Work to be completed
Return every record exactly as written.

[Dataset records]
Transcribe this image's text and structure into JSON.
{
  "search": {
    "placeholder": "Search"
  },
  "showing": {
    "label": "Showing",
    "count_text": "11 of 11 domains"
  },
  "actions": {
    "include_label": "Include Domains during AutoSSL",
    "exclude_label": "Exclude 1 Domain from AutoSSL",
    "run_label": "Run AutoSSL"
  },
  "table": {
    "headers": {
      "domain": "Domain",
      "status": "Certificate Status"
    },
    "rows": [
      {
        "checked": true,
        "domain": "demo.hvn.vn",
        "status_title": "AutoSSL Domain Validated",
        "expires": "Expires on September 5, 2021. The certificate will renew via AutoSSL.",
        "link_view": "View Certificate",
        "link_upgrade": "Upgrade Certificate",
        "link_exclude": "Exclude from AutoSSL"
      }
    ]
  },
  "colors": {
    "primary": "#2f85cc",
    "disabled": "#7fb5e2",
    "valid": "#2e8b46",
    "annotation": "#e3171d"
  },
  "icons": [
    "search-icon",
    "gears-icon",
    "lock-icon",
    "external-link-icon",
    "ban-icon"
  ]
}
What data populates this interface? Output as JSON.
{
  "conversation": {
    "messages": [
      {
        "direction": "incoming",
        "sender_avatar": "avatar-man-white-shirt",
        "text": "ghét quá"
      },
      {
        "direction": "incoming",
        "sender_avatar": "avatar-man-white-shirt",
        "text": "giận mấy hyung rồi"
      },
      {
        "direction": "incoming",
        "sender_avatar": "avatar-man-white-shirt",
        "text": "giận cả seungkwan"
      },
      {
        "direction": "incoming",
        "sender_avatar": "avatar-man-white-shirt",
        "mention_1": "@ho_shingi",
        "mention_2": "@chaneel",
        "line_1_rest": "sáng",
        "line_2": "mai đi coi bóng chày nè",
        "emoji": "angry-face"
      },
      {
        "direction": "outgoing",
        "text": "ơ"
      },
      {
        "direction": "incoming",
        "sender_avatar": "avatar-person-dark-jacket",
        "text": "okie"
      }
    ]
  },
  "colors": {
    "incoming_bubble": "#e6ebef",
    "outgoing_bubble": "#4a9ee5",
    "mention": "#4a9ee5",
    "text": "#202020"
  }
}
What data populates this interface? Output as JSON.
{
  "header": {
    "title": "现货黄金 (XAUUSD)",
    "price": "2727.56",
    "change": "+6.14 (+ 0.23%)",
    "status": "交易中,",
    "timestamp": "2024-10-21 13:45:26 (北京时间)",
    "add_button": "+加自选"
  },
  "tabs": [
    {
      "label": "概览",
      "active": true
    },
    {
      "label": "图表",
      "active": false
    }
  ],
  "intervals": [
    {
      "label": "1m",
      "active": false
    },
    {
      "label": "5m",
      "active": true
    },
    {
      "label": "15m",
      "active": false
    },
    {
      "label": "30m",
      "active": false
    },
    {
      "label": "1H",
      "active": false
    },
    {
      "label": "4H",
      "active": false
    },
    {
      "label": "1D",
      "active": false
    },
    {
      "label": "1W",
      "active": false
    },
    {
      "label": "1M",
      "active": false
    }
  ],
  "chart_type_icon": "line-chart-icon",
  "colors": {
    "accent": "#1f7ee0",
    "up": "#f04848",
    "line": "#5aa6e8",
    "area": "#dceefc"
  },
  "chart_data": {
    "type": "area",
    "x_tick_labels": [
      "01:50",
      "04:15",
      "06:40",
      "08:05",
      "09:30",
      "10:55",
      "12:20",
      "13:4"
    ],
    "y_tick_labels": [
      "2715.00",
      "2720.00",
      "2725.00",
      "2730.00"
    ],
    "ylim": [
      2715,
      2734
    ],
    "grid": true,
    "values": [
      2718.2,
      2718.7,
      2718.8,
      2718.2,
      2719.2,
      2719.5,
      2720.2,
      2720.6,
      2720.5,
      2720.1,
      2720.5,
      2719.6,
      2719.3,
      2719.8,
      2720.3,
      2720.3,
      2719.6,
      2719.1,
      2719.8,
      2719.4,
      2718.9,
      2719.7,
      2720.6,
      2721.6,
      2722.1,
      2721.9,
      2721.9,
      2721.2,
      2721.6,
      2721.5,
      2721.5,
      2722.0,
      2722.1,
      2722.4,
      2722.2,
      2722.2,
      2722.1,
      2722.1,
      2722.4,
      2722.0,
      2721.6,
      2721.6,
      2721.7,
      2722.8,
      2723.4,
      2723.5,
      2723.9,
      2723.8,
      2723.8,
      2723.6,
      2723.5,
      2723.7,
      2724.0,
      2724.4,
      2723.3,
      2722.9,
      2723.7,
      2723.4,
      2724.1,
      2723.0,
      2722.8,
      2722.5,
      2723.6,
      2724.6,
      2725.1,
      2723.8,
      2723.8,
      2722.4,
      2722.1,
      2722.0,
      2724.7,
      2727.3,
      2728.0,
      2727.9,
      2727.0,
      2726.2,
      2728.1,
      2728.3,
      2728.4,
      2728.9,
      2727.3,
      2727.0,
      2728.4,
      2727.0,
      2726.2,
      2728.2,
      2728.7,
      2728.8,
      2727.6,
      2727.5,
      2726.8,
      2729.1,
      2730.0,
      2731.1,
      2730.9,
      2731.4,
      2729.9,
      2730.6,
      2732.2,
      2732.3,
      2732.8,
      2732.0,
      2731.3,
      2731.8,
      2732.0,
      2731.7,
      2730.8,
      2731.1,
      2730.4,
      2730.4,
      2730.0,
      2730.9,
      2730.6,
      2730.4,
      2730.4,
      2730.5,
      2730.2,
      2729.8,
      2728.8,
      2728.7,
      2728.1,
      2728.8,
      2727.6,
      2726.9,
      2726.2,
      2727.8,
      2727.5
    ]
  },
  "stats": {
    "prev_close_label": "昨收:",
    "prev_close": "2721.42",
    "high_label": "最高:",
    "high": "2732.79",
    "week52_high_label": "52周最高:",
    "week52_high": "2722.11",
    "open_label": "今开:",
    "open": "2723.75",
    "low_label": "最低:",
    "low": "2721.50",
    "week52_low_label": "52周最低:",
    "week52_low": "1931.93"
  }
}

Task response
Transcribe this image's text and structure into JSON.
{
  "search": {
    "placeholder": "Search"
  },
  "showing": {
    "label": "Showing",
    "count_text": "11 of 11 domains"
  },
  "actions": {
    "include_label": "Include Domains during AutoSSL",
    "exclude_label": "Exclude 1 Domain from AutoSSL",
    "run_label": "Run AutoSSL"
  },
  "table": {
    "headers": {
      "domain": "Domain",
      "status": "Certificate Status"
    },
    "rows": [
      {
        "checked": true,
        "domain": "demo.hvn.vn",
        "status_title": "AutoSSL Domain Validated",
        "expires": "Expires on September 5, 2021. The certificate will renew via AutoSSL.",
        "link_view": "View Certificate",
        "link_upgrade": "Upgrade Certificate",
        "link_exclude": "Exclude from AutoSSL"
      }
    ]
  },
  "colors": {
    "primary": "#2f85cc",
    "disabled": "#7fb5e2",
    "valid": "#2e8b46",
    "annotation": "#e3171d"
  },
  "icons": [
    "search-icon",
    "gears-icon",
    "lock-icon",
    "external-link-icon",
    "ban-icon"
  ]
}
What data populates this interface? Output as JSON.
{
  "conversation": {
    "messages": [
      {
        "direction": "incoming",
        "sender_avatar": "avatar-man-white-shirt",
        "text": "ghét quá"
      },
      {
        "direction": "incoming",
        "sender_avatar": "avatar-man-white-shirt",
        "text": "giận mấy hyung rồi"
      },
      {
        "direction": "incoming",
        "sender_avatar": "avatar-man-white-shirt",
        "text": "giận cả seungkwan"
      },
      {
        "direction": "incoming",
        "sender_avatar": "avatar-man-white-shirt",
        "mention_1": "@ho_shingi",
        "mention_2": "@chaneel",
        "line_1_rest": "sáng",
        "line_2": "mai đi coi bóng chày nè",
        "emoji": "angry-face"
      },
      {
        "direction": "outgoing",
        "text": "ơ"
      },
      {
        "direction": "incoming",
        "sender_avatar": "avatar-person-dark-jacket",
        "text": "okie"
      }
    ]
  },
  "colors": {
    "incoming_bubble": "#e6ebef",
    "outgoing_bubble": "#4a9ee5",
    "mention": "#4a9ee5",
    "text": "#202020"
  }
}
What data populates this interface? Output as JSON.
{
  "header": {
    "title": "现货黄金 (XAUUSD)",
    "price": "2727.56",
    "change": "+6.14 (+ 0.23%)",
    "status": "交易中,",
    "timestamp": "2024-10-21 13:45:26 (北京时间)",
    "add_button": "+加自选"
  },
  "tabs": [
    {
      "label": "概览",
      "active": true
    },
    {
      "label": "图表",
      "active": false
    }
  ],
  "intervals": [
    {
      "label": "1m",
      "active": false
    },
    {
      "label": "5m",
      "active": true
    },
    {
      "label": "15m",
      "active": false
    },
    {
      "label": "30m",
      "active": false
    },
    {
      "label": "1H",
      "active": false
    },
    {
      "label": "4H",
      "active": false
    },
    {
      "label": "1D",
      "active": false
    },
    {
      "label": "1W",
      "active": false
    },
    {
      "label": "1M",
      "active": false
    }
  ],
  "chart_type_icon": "line-chart-icon",
  "colors": {
    "accent": "#1f7ee0",
    "up": "#f04848",
    "line": "#5aa6e8",
    "area": "#dceefc"
  },
  "chart_data": {
    "type": "area",
    "x_tick_labels": [
      "01:50",
      "04:15",
      "06:40",
      "08:05",
      "09:30",
      "10:55",
      "12:20",
      "13:4"
    ],
    "y_tick_labels": [
      "2715.00",
      "2720.00",
      "2725.00",
      "2730.00"
    ],
    "ylim": [
      2715,
      2734
    ],
    "grid": true,
    "values": [
      2718.2,
      2718.7,
      2718.8,
      2718.2,
      2719.2,
      2719.5,
      2720.2,
      2720.6,
      2720.5,
      2720.1,
      2720.5,
      2719.6,
      2719.3,
      2719.8,
      2720.3,
      2720.3,
      2719.6,
      2719.1,
      2719.8,
      2719.4,
      2718.9,
      2719.7,
      2720.6,
      2721.6,
      2722.1,
      2721.9,
      2721.9,
      2721.2,
      2721.6,
      2721.5,
      2721.5,
      2722.0,
      2722.1,
      2722.4,
      2722.2,
      2722.2,
      2722.1,
      2722.1,
      2722.4,
      2722.0,
      2721.6,
      2721.6,
      2721.7,
      2722.8,
      2723.4,
      2723.5,
      2723.9,
      2723.8,
      2723.8,
      2723.6,
      2723.5,
      2723.7,
      2724.0,
      2724.4,
      2723.3,
      2722.9,
      2723.7,
      2723.4,
      2724.1,
      2723.0,
      2722.8,
      2722.5,
      2723.6,
      2724.6,
      2725.1,
      2723.8,
      2723.8,
      2722.4,
      2722.1,
      2722.0,
      2724.7,
      2727.3,
      2728.0,
      2727.9,
      2727.0,
      2726.2,
      2728.1,
      2728.3,
      2728.4,
      2728.9,
      2727.3,
      2727.0,
      2728.4,
      2727.0,
      2726.2,
      2728.2,
      2728.7,
      2728.8,
      2727.6,
      2727.5,
      2726.8,
      2729.1,
      2730.0,
      2731.1,
      2730.9,
      2731.4,
      2729.9,
      2730.6,
      2732.2,
      2732.3,
      2732.8,
      2732.0,
      2731.3,
      2731.8,
      2732.0,
      2731.7,
      2730.8,
      2731.1,
      2730.4,
      2730.4,
      2730.0,
      2730.9,
      2730.6,
      2730.4,
      2730.4,
      2730.5,
      2730.2,
      2729.8,
      2728.8,
      2728.7,
      2728.1,
      2728.8,
      2727.6,
      2726.9,
      2726.2,
      2727.8,
      2727.5
    ]
  },
  "stats": {
    "prev_close_label": "昨收:",
    "prev_close": "2721.42",
    "high_label": "最高:",
    "high": "2732.79",
    "week52_high_label": "52周最高:",
    "week52_high": "2722.11",
    "open_label": "今开:",
    "open": "2723.75",
    "low_label": "最低:",
    "low": "2721.50",
    "week52_low_label": "52周最低:",
    "week52_low": "1931.93"
  }
}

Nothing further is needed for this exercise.